──────── Supplied records ────────

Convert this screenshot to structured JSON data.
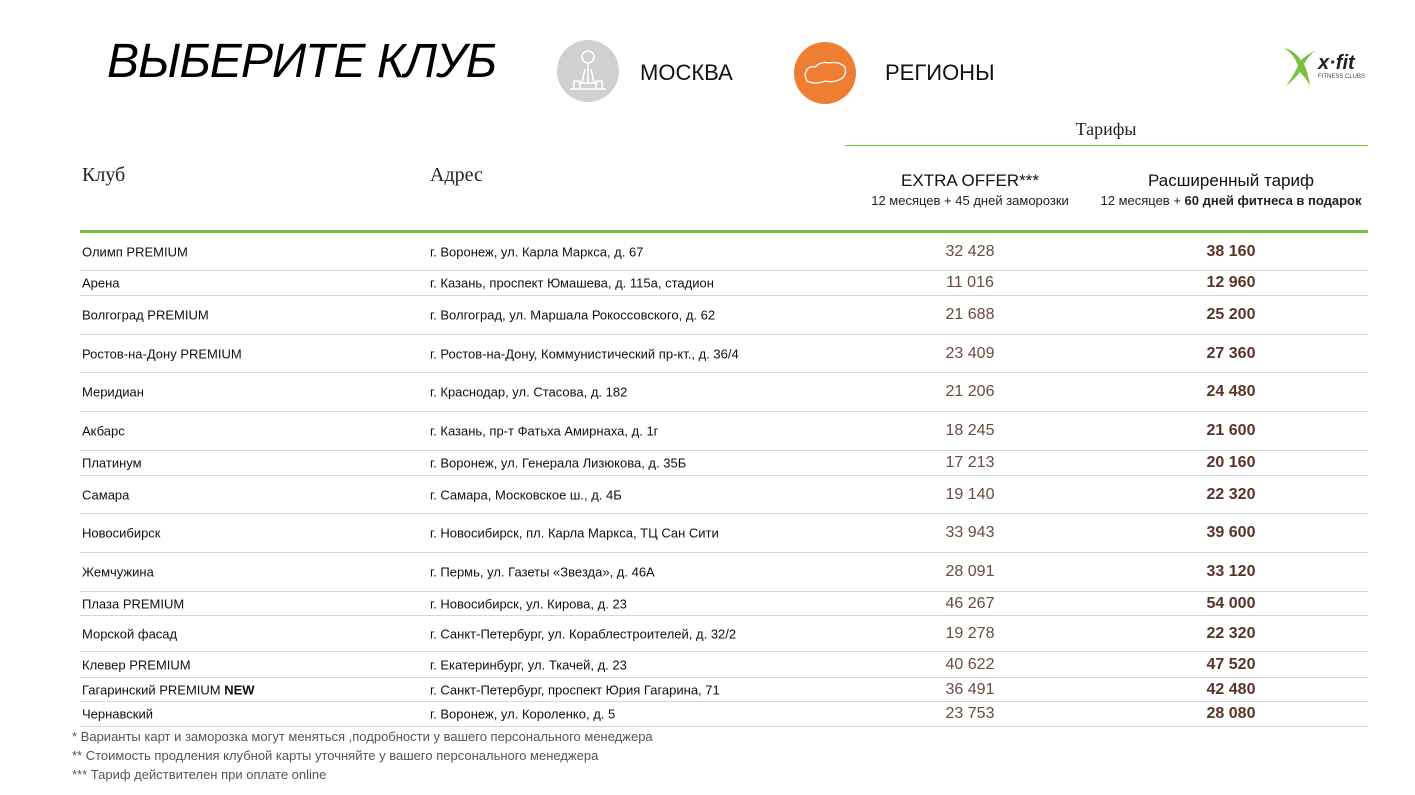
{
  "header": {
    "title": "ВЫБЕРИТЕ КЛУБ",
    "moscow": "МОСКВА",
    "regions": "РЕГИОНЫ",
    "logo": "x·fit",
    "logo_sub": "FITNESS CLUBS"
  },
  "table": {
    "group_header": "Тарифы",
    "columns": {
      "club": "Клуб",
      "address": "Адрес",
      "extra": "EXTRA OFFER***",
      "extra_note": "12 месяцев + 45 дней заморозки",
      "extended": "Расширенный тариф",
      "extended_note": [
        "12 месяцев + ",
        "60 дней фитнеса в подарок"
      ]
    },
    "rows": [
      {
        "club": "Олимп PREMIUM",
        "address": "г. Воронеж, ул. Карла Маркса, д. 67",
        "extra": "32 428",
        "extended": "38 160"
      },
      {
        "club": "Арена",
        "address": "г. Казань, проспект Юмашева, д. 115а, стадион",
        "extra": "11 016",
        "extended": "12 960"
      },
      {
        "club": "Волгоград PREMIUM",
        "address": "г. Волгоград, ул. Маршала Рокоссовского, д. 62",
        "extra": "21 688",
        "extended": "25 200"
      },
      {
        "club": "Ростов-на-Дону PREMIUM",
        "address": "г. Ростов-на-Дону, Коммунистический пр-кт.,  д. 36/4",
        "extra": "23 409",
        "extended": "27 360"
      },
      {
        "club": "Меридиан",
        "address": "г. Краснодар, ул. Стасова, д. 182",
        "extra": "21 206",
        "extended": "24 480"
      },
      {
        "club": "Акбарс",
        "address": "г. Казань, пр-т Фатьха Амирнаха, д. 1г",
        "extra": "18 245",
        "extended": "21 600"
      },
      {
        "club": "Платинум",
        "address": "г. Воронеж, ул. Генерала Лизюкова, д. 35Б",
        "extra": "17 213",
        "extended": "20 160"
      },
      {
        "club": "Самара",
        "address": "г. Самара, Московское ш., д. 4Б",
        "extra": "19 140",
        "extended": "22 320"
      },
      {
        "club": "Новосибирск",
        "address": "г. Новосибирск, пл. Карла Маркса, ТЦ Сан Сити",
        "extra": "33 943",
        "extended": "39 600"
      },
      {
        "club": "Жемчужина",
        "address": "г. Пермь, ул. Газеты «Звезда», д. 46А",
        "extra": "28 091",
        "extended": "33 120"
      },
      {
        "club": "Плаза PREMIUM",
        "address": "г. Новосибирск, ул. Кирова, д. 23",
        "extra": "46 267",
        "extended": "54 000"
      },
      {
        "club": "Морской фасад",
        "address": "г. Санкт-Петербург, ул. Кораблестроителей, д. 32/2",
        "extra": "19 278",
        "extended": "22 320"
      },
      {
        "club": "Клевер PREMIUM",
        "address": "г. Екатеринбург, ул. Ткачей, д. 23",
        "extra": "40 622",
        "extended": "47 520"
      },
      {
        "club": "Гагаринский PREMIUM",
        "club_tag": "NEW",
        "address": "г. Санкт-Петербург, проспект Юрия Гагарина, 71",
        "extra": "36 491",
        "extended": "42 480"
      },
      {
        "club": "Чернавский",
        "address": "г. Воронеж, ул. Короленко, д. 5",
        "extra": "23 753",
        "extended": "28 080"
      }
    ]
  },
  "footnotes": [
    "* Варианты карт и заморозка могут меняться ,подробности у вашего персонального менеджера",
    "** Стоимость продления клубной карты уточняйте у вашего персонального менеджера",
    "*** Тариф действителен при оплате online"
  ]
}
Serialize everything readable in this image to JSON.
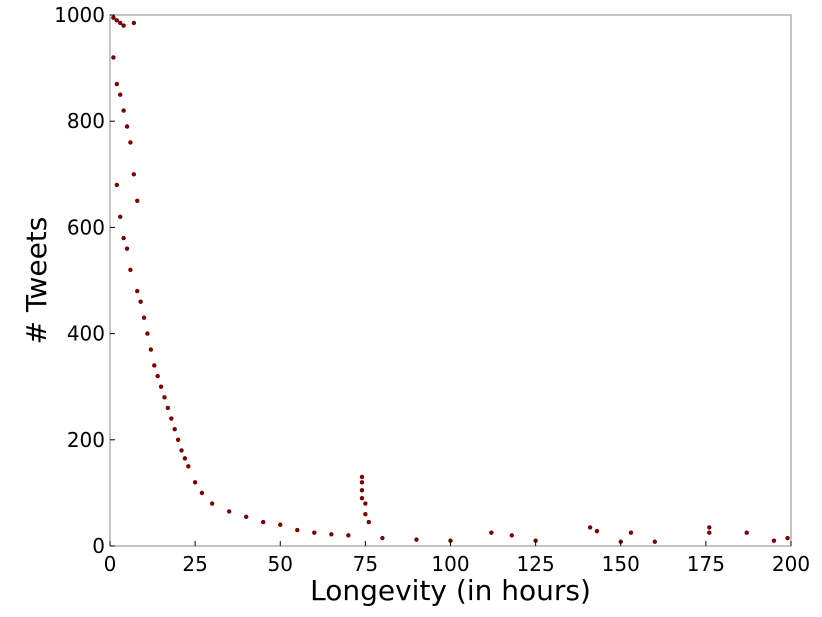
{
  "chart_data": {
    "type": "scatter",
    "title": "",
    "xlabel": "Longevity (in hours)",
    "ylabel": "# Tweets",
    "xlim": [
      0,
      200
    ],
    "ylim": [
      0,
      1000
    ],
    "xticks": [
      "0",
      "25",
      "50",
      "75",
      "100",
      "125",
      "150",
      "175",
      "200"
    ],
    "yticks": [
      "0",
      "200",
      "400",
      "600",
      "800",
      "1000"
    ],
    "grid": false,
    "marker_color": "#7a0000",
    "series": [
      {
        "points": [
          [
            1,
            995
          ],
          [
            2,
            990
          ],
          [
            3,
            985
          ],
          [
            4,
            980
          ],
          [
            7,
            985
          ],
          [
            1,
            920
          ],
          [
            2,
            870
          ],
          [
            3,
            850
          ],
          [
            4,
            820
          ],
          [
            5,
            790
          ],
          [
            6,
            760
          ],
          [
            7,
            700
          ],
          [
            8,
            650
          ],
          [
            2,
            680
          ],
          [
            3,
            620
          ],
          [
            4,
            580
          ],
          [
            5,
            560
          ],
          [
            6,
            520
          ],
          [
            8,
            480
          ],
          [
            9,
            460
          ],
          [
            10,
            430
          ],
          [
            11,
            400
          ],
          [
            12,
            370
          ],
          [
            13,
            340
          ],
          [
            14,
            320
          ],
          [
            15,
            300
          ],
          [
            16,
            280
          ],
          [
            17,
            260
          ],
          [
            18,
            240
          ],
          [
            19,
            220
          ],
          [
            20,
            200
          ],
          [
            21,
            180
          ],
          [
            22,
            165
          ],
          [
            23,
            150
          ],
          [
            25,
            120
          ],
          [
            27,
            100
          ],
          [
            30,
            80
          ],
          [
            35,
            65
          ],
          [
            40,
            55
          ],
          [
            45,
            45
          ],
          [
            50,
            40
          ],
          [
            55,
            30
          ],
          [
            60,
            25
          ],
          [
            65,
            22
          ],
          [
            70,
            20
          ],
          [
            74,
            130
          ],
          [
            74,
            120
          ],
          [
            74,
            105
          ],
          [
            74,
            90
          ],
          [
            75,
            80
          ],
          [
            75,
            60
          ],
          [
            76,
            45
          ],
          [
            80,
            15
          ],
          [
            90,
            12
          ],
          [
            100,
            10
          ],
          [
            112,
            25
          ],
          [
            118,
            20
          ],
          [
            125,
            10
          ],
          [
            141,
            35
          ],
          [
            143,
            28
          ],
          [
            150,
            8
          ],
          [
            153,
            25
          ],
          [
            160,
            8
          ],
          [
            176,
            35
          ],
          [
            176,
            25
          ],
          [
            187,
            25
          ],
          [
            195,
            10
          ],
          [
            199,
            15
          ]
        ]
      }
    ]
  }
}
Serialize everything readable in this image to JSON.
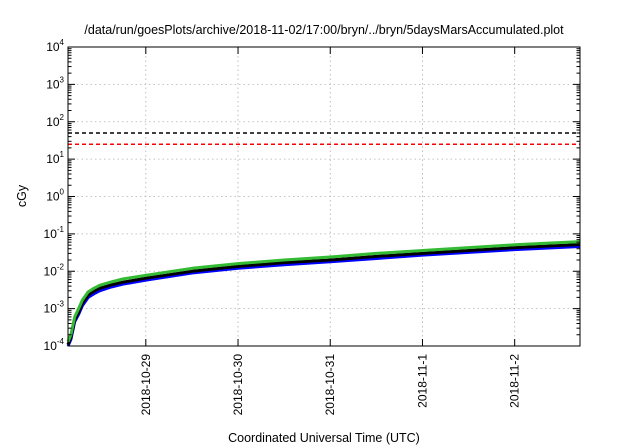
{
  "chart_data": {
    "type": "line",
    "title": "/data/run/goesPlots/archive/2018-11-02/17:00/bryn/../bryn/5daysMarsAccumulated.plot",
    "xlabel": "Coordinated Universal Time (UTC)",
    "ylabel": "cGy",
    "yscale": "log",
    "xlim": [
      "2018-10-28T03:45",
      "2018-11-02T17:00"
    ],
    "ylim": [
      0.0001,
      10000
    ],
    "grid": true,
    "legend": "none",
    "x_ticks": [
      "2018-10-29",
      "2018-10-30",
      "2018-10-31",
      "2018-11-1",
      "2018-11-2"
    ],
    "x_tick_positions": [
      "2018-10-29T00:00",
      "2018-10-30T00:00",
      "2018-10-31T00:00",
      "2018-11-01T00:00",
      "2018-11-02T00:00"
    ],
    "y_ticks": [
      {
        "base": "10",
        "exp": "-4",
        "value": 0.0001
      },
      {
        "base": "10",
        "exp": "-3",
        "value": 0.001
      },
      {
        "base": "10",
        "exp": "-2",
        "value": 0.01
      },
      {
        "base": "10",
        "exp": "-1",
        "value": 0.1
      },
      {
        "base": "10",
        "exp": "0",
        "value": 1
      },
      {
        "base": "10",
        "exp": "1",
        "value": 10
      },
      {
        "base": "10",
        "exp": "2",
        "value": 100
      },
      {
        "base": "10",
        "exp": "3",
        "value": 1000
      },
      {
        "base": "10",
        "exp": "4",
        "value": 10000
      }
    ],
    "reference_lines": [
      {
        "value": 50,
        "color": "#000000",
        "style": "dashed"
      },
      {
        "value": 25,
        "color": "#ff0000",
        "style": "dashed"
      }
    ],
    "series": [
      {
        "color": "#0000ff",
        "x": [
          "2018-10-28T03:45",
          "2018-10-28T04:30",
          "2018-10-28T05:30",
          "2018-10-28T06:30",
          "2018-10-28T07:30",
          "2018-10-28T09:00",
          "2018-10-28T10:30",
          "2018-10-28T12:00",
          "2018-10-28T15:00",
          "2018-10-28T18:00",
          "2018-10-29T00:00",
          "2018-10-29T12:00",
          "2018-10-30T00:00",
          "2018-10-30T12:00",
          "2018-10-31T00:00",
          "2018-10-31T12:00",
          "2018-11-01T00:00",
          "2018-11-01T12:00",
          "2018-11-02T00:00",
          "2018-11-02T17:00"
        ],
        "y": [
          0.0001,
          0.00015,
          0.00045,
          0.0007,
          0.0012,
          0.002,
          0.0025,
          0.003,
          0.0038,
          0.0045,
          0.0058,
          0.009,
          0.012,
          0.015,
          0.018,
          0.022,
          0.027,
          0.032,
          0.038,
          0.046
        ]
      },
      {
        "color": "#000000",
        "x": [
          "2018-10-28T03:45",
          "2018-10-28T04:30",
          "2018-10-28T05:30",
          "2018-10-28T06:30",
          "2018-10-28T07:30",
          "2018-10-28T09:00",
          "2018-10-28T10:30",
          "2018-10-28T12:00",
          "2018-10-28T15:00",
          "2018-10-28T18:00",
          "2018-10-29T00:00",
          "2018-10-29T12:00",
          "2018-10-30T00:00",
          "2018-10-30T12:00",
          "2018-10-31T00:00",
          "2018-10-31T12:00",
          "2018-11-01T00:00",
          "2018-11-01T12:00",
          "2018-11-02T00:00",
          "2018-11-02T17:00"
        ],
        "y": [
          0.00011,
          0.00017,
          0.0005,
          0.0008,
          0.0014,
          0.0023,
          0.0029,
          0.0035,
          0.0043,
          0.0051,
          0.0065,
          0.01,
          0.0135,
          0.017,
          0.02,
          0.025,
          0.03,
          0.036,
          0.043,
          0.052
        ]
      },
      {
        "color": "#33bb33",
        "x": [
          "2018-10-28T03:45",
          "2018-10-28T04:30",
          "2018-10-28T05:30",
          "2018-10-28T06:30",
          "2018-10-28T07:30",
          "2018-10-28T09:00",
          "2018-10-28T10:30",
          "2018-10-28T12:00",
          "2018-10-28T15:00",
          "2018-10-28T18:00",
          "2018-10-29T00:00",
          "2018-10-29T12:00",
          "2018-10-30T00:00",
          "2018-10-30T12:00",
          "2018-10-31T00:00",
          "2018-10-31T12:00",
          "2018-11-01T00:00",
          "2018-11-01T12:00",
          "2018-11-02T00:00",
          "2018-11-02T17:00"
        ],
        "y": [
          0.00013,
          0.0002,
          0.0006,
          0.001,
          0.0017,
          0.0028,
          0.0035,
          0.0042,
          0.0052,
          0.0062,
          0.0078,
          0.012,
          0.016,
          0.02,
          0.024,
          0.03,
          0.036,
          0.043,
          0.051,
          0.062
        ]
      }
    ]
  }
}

────────

# Exercise description
Gather up every line in the data above that contains the word "дней", copying each one.

# Correct answer
      "extra_note": "12 месяцев + 45 дней заморозки",
        "60 дней фитнеса в подарок"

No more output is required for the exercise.